━━━ PROVIDED INFORMATION

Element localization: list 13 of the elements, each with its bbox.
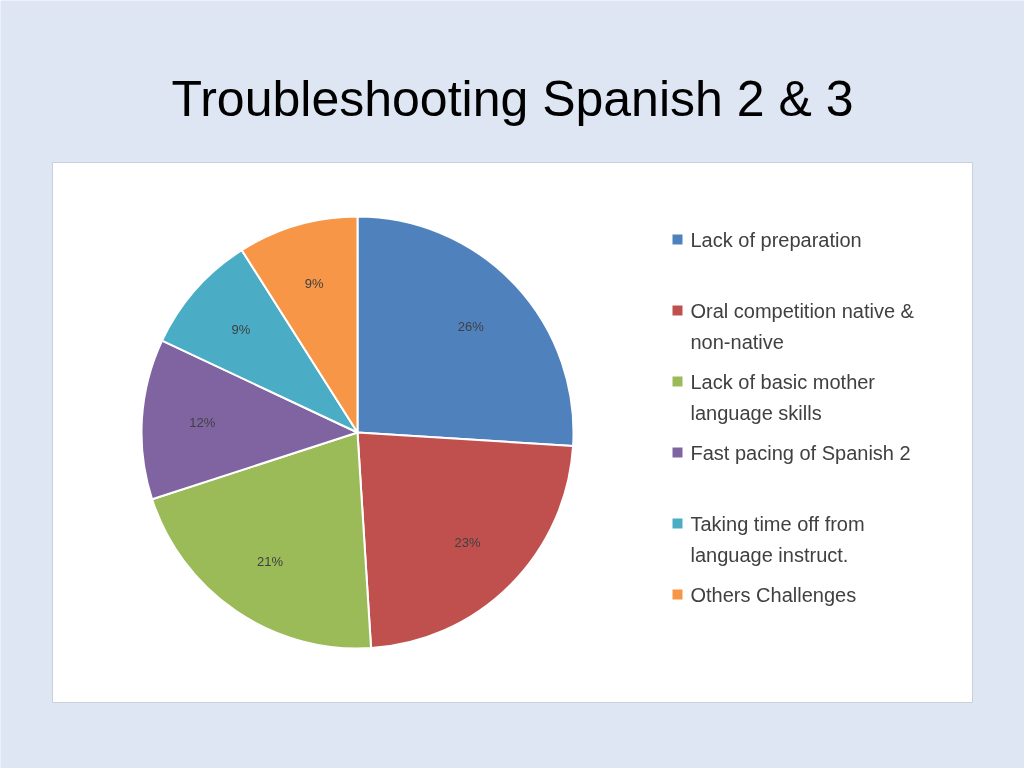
chart-title: Troubleshooting Spanish 2 & 3 [171, 70, 854, 127]
data-label: 9% [231, 322, 251, 338]
legend-label: Oral competition native & non-native [690, 299, 915, 353]
data-label: 12% [189, 415, 216, 431]
data-label: 26% [457, 318, 485, 334]
data-label: 9% [304, 275, 324, 291]
legend-label: Taking time off from language instruct. [690, 512, 865, 566]
legend-label: Lack of preparation [690, 228, 862, 251]
legend-label: Fast pacing of Spanish 2 [690, 441, 911, 464]
legend-label: Lack of basic mother language skills [690, 370, 876, 424]
legend-label: Others Challenges [690, 583, 857, 606]
data-label: 21% [257, 553, 284, 569]
data-label: 23% [454, 534, 481, 550]
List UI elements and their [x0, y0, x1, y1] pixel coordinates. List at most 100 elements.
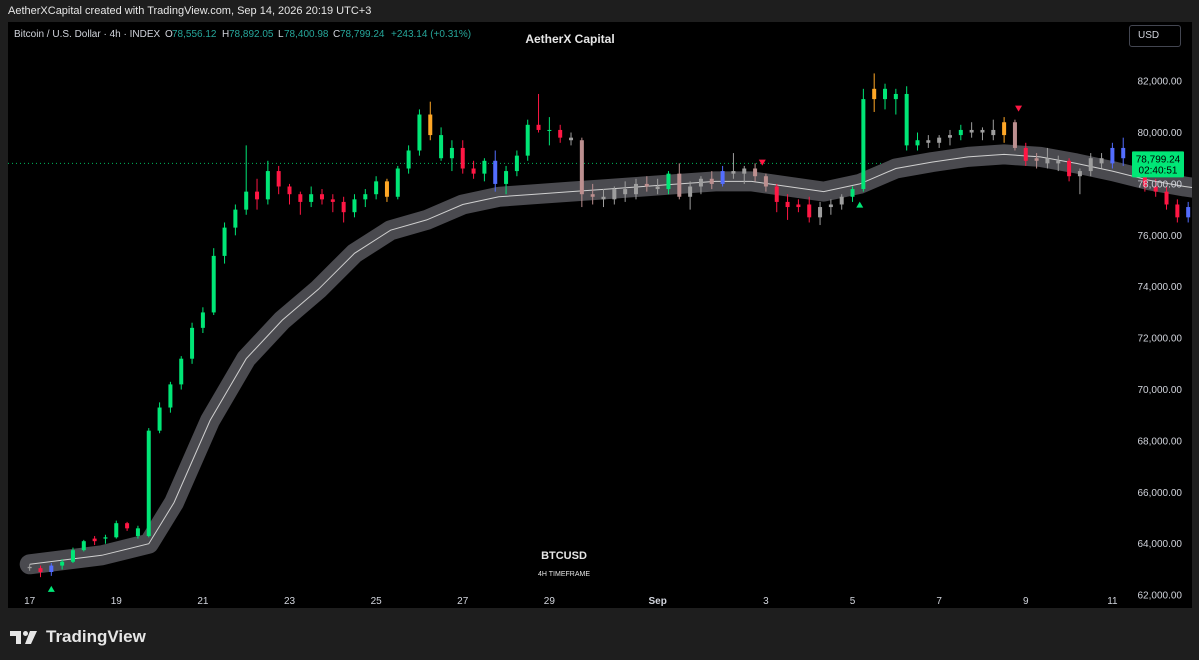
candle-body — [38, 568, 43, 573]
candle-body — [698, 178, 703, 187]
candle-body — [872, 88, 877, 100]
price-tick-label: 80,000.00 — [1138, 128, 1183, 139]
legend-h-value: 78,892.05 — [229, 29, 274, 40]
bar-countdown: 02:40:51 — [1139, 165, 1178, 176]
candle-body — [168, 384, 173, 408]
price-tick-label: 78,000.00 — [1138, 179, 1183, 190]
time-tick-label: 11 — [1107, 596, 1118, 607]
signals-layer — [47, 105, 1023, 592]
price-tick-label: 70,000.00 — [1138, 385, 1183, 396]
candle-body — [850, 189, 855, 197]
watermark-timeframe: 4H TIMEFRAME — [538, 571, 590, 578]
time-tick-label: 17 — [24, 596, 36, 607]
candle-body — [1034, 158, 1039, 161]
candle-body — [244, 191, 249, 210]
candle-body — [417, 114, 422, 151]
candle-body — [807, 204, 812, 218]
candle-body — [558, 129, 563, 138]
candle-body — [763, 176, 768, 187]
candle-body — [514, 155, 519, 172]
candle-body — [1110, 147, 1115, 164]
candle-body — [493, 160, 498, 184]
candle-body — [720, 171, 725, 184]
candle-body — [330, 199, 335, 202]
price-tick-label: 68,000.00 — [1138, 436, 1183, 447]
candle-body — [969, 129, 974, 133]
buy-signal-marker — [47, 585, 55, 592]
price-axis[interactable]: 82,000.00 80,000.00 78,000.00 76,000.00 74,0… — [1138, 77, 1183, 602]
price-tick-label: 72,000.00 — [1138, 334, 1183, 345]
candle-body — [255, 191, 260, 200]
candle-body — [406, 150, 411, 169]
candle-body — [883, 88, 888, 100]
candle-body — [125, 523, 130, 529]
time-tick-label: 3 — [763, 596, 769, 607]
time-tick-label: 9 — [1023, 596, 1029, 607]
chart-area[interactable]: Bitcoin / U.S. Dollar · 4h · INDEX O 78,… — [8, 22, 1192, 608]
candle-body — [276, 171, 281, 187]
candle-body — [1045, 158, 1050, 164]
candle-body — [341, 201, 346, 213]
candle-body — [1175, 204, 1180, 218]
legend-o-value: 78,556.12 — [172, 29, 217, 40]
time-tick-label: Sep — [648, 596, 666, 607]
candle-body — [958, 129, 963, 136]
candle-body — [991, 129, 996, 136]
candle-body — [796, 204, 801, 208]
time-tick-label: 25 — [371, 596, 383, 607]
candle-body — [774, 186, 779, 202]
candle-body — [709, 178, 714, 184]
candle-body — [893, 93, 898, 100]
candle-body — [980, 129, 985, 133]
candle-body — [439, 135, 444, 159]
candle-body — [92, 538, 97, 542]
ma-band — [19, 144, 1192, 575]
candle-body — [384, 181, 389, 197]
candle-body — [395, 168, 400, 197]
buy-signal-marker — [856, 201, 864, 208]
tradingview-logo-icon — [10, 631, 37, 644]
candle-body — [753, 168, 758, 177]
candle-body — [612, 189, 617, 200]
candle-body — [27, 566, 32, 569]
price-tick-label: 74,000.00 — [1138, 282, 1183, 293]
candle-body — [200, 312, 205, 328]
candle-body — [1164, 191, 1169, 205]
candle-body — [319, 194, 324, 200]
candle-body — [904, 93, 909, 146]
candle-body — [601, 196, 606, 200]
candle-body — [1153, 186, 1158, 192]
candle-body — [536, 124, 541, 130]
watermark-title: AetherX Capital — [525, 32, 614, 46]
candle-body — [179, 358, 184, 385]
candle-body — [298, 194, 303, 202]
candle-body — [471, 168, 476, 174]
chart-svg[interactable]: Bitcoin / U.S. Dollar · 4h · INDEX O 78,… — [8, 22, 1192, 608]
candle-body — [70, 550, 75, 562]
candle-body — [742, 168, 747, 174]
candle-body — [1002, 122, 1007, 136]
candle-body — [265, 171, 270, 200]
candle-body — [352, 199, 357, 213]
price-tick-label: 66,000.00 — [1138, 488, 1183, 499]
candle-body — [666, 173, 671, 190]
time-axis[interactable]: 17192123252729Sep3579111315 — [24, 596, 1192, 607]
currency-button[interactable]: USD — [1129, 25, 1181, 47]
candle-body — [785, 201, 790, 208]
candle-body — [49, 565, 54, 573]
candle-body — [937, 137, 942, 143]
candle-body — [1088, 158, 1093, 172]
tradingview-logo[interactable]: TradingView — [10, 627, 146, 647]
candle-body — [688, 186, 693, 197]
candle-body — [114, 523, 119, 538]
candle-body — [590, 194, 595, 197]
candle-body — [60, 561, 65, 566]
candle-body — [644, 183, 649, 187]
time-tick-label: 21 — [197, 596, 209, 607]
candle-body — [374, 181, 379, 195]
candle-body — [146, 430, 151, 537]
footer-bar: TradingView — [0, 610, 1199, 660]
legend-o-label: O — [165, 29, 173, 40]
candle-body — [1142, 171, 1147, 187]
candle-body — [81, 541, 86, 551]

━━━━━━

Rewrite all the entries above with "price-tick-label" replaced by "price-label" everywhere it occurs, changing nothing else, and leave the pictures out.

Element localization: list 13 of the elements, each with its bbox.
chart-title: Troubleshooting Spanish 2 & 3 [171, 70, 854, 127]
data-label: 9% [231, 322, 251, 338]
legend-label: Oral competition native & non-native [690, 299, 915, 353]
data-label: 12% [189, 415, 216, 431]
data-label: 26% [457, 318, 485, 334]
data-label: 9% [304, 275, 324, 291]
legend-label: Taking time off from language instruct. [690, 512, 865, 566]
legend-label: Lack of preparation [690, 228, 862, 251]
legend-label: Fast pacing of Spanish 2 [690, 441, 911, 464]
legend-label: Lack of basic mother language skills [690, 370, 876, 424]
legend-label: Others Challenges [690, 583, 857, 606]
data-label: 21% [257, 553, 284, 569]
data-label: 23% [454, 534, 481, 550]
List UI elements and their [x0, y0, x1, y1] pixel coordinates. List at most 100 elements.
candle-body — [38, 568, 43, 573]
candle-body — [698, 178, 703, 187]
candle-body — [872, 88, 877, 100]
price-label: 80,000.00 — [1138, 128, 1183, 139]
legend-h-value: 78,892.05 — [229, 29, 274, 40]
bar-countdown: 02:40:51 — [1139, 165, 1178, 176]
candle-body — [168, 384, 173, 408]
price-label: 78,000.00 — [1138, 179, 1183, 190]
time-tick-label: 11 — [1107, 596, 1118, 607]
signals-layer — [47, 105, 1023, 592]
price-label: 70,000.00 — [1138, 385, 1183, 396]
candle-body — [850, 189, 855, 197]
watermark-timeframe: 4H TIMEFRAME — [538, 571, 590, 578]
time-tick-label: 17 — [24, 596, 36, 607]
candle-body — [1034, 158, 1039, 161]
candle-body — [244, 191, 249, 210]
candle-body — [417, 114, 422, 151]
candle-body — [807, 204, 812, 218]
candle-body — [558, 129, 563, 138]
candle-body — [763, 176, 768, 187]
candle-body — [514, 155, 519, 172]
candle-body — [1110, 147, 1115, 164]
candle-body — [493, 160, 498, 184]
candle-body — [720, 171, 725, 184]
candle-body — [330, 199, 335, 202]
price-label: 68,000.00 — [1138, 436, 1183, 447]
candle-body — [969, 129, 974, 133]
buy-signal-marker — [47, 585, 55, 592]
price-axis[interactable]: 82,000.00 80,000.00 78,000.00 76,000.00 74,0… — [1138, 77, 1183, 602]
price-label: 72,000.00 — [1138, 334, 1183, 345]
candle-body — [255, 191, 260, 200]
candle-body — [406, 150, 411, 169]
candle-body — [883, 88, 888, 100]
candle-body — [125, 523, 130, 529]
time-tick-label: 3 — [763, 596, 769, 607]
time-tick-label: 9 — [1023, 596, 1029, 607]
chart-area[interactable]: Bitcoin / U.S. Dollar · 4h · INDEX O 78,… — [8, 22, 1192, 608]
candle-body — [276, 171, 281, 187]
candle-body — [1045, 158, 1050, 164]
candle-body — [341, 201, 346, 213]
candle-body — [1175, 204, 1180, 218]
legend-o-value: 78,556.12 — [172, 29, 217, 40]
time-tick-label: Sep — [648, 596, 666, 607]
candle-body — [958, 129, 963, 136]
candle-body — [991, 129, 996, 136]
candle-body — [796, 204, 801, 208]
time-tick-label: 25 — [371, 596, 383, 607]
candle-body — [774, 186, 779, 202]
candle-body — [709, 178, 714, 184]
candle-body — [893, 93, 898, 100]
candle-body — [980, 129, 985, 133]
candle-body — [439, 135, 444, 159]
candle-body — [92, 538, 97, 542]
ma-band — [19, 144, 1192, 575]
candle-body — [384, 181, 389, 197]
candle-body — [395, 168, 400, 197]
buy-signal-marker — [856, 201, 864, 208]
tradingview-logo-icon — [10, 631, 37, 644]
candle-body — [753, 168, 758, 177]
candle-body — [612, 189, 617, 200]
candle-body — [27, 566, 32, 569]
price-label: 74,000.00 — [1138, 282, 1183, 293]
candle-body — [200, 312, 205, 328]
candle-body — [1164, 191, 1169, 205]
candle-body — [319, 194, 324, 200]
candle-body — [904, 93, 909, 146]
candle-body — [601, 196, 606, 200]
candle-body — [1153, 186, 1158, 192]
candle-body — [536, 124, 541, 130]
watermark-title: AetherX Capital — [525, 32, 614, 46]
candle-body — [179, 358, 184, 385]
candle-body — [298, 194, 303, 202]
candle-body — [471, 168, 476, 174]
chart-svg[interactable]: Bitcoin / U.S. Dollar · 4h · INDEX O 78,… — [8, 22, 1192, 608]
candle-body — [70, 550, 75, 562]
candle-body — [742, 168, 747, 174]
candle-body — [1002, 122, 1007, 136]
candle-body — [265, 171, 270, 200]
candle-body — [352, 199, 357, 213]
price-label: 66,000.00 — [1138, 488, 1183, 499]
candle-body — [666, 173, 671, 190]
time-axis[interactable]: 17192123252729Sep3579111315 — [24, 596, 1192, 607]
currency-button[interactable]: USD — [1129, 25, 1181, 47]
candle-body — [785, 201, 790, 208]
candle-body — [49, 565, 54, 573]
candle-body — [937, 137, 942, 143]
candle-body — [1088, 158, 1093, 172]
tradingview-logo[interactable]: TradingView — [10, 627, 146, 647]
candle-body — [688, 186, 693, 197]
candle-body — [114, 523, 119, 538]
candle-body — [590, 194, 595, 197]
candle-body — [60, 561, 65, 566]
candle-body — [644, 183, 649, 187]
time-tick-label: 21 — [197, 596, 209, 607]
candle-body — [374, 181, 379, 195]
candle-body — [146, 430, 151, 537]
footer-bar: TradingView — [0, 610, 1199, 660]
legend-o-label: O — [165, 29, 173, 40]
candle-body — [1142, 171, 1147, 187]
candle-body — [81, 541, 86, 551]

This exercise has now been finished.